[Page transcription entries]
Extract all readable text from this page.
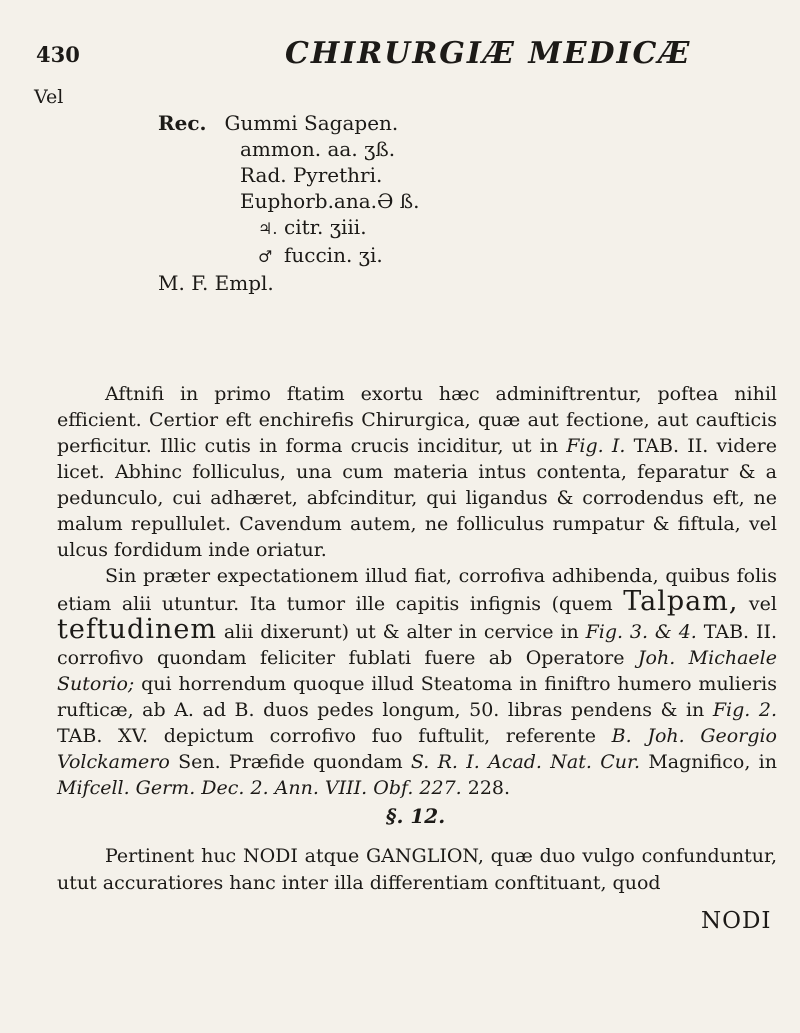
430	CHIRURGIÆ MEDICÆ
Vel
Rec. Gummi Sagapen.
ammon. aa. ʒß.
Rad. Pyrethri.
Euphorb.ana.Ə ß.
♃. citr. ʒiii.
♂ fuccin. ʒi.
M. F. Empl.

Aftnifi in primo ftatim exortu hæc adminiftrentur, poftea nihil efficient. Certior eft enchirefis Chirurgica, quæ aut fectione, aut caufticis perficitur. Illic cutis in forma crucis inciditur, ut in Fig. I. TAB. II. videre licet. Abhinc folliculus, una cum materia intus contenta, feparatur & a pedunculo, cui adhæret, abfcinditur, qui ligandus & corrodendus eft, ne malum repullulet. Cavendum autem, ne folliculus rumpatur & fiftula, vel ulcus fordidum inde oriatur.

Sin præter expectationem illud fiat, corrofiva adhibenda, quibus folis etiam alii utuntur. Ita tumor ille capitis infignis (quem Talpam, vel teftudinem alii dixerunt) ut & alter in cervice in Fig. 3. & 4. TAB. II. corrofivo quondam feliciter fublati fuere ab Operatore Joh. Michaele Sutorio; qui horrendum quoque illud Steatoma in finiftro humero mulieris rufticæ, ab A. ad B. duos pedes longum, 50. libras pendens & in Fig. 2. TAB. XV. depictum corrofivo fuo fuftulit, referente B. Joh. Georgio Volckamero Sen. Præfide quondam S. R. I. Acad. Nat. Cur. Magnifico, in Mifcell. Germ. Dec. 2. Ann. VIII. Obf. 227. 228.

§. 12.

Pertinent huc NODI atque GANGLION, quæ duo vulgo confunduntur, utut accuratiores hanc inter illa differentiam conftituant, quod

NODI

...

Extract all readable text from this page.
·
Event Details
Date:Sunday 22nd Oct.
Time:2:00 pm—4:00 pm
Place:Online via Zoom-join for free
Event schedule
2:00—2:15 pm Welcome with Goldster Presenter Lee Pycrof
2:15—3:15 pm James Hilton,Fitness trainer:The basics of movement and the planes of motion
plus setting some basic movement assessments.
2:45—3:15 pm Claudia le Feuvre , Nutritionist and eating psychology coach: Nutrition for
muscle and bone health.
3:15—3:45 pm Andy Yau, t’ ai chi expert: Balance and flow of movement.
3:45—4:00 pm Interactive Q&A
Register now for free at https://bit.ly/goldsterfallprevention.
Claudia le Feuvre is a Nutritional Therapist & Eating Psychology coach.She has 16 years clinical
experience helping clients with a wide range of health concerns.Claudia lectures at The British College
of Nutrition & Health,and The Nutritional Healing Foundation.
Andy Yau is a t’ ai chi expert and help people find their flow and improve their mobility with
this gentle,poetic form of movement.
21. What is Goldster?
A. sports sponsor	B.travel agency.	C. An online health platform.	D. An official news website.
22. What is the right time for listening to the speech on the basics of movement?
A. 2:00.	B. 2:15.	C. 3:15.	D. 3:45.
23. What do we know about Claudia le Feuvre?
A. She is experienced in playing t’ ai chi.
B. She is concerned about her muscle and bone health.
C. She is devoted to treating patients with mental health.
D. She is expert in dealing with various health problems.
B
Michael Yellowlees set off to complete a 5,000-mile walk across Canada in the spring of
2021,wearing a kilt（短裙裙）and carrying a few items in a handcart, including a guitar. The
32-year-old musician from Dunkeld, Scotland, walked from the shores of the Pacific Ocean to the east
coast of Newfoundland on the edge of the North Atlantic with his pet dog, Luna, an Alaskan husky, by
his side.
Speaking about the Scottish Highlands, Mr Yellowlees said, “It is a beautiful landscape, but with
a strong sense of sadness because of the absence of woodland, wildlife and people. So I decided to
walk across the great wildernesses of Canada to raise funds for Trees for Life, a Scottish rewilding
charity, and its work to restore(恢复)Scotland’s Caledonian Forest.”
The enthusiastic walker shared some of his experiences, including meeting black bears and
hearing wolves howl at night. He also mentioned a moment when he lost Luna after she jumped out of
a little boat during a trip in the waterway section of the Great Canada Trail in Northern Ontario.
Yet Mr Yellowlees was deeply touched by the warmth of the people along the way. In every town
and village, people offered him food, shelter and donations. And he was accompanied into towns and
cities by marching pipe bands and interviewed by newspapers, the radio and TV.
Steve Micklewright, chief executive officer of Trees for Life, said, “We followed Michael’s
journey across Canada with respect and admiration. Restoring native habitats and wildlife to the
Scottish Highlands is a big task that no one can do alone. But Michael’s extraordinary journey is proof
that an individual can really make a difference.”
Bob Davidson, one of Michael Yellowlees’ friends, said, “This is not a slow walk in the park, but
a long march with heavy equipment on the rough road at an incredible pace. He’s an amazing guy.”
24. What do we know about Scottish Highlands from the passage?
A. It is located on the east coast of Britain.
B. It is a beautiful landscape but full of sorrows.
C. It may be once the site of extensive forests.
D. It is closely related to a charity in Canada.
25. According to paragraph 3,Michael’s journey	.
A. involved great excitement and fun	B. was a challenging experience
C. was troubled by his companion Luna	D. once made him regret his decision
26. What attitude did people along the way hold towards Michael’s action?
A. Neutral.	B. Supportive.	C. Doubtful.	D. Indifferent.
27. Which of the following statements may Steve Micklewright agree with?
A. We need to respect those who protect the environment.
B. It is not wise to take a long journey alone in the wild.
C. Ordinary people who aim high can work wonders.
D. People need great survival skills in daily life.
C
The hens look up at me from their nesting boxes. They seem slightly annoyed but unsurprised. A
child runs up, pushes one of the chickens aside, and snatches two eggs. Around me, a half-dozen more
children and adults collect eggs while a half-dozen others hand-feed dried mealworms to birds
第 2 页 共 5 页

---

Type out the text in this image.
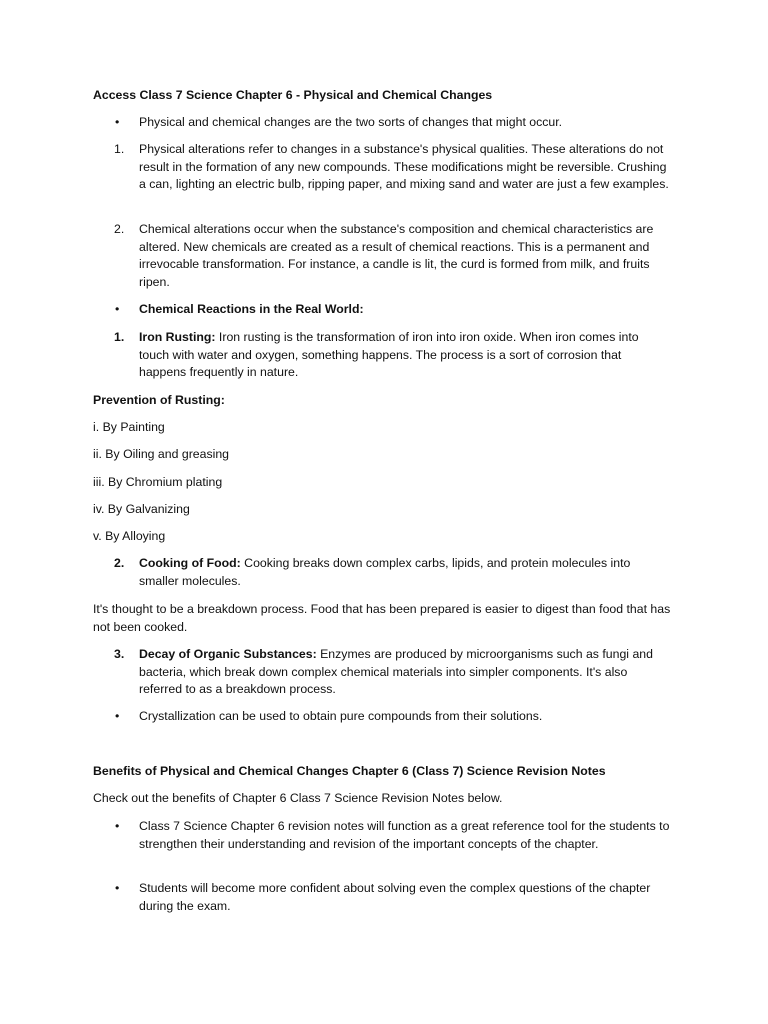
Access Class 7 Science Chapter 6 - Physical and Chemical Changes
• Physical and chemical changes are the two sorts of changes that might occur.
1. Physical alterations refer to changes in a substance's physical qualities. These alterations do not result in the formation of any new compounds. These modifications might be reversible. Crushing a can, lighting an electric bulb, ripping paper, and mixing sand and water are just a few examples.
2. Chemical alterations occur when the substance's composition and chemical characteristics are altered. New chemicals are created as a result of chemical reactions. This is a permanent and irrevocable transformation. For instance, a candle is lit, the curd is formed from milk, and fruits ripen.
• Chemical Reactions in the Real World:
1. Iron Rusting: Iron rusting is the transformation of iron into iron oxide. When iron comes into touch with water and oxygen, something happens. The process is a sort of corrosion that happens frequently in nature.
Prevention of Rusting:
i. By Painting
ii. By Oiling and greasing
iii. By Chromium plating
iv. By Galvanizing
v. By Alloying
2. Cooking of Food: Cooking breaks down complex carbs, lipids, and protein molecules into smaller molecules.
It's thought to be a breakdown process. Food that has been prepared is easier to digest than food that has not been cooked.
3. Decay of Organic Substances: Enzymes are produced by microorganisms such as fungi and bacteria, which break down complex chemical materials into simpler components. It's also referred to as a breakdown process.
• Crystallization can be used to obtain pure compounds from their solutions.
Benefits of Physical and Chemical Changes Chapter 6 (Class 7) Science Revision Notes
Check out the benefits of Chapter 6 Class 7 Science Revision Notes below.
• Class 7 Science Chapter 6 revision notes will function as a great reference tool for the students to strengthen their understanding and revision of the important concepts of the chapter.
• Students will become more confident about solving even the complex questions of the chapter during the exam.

— What you are asked to do —
Scan the entries above for the string "charity" and copy each line containing it.

— Expected output —
charity, and its work to restore(恢复)Scotland’s Caledonian Forest.”
D. It is closely related to a charity in Canada.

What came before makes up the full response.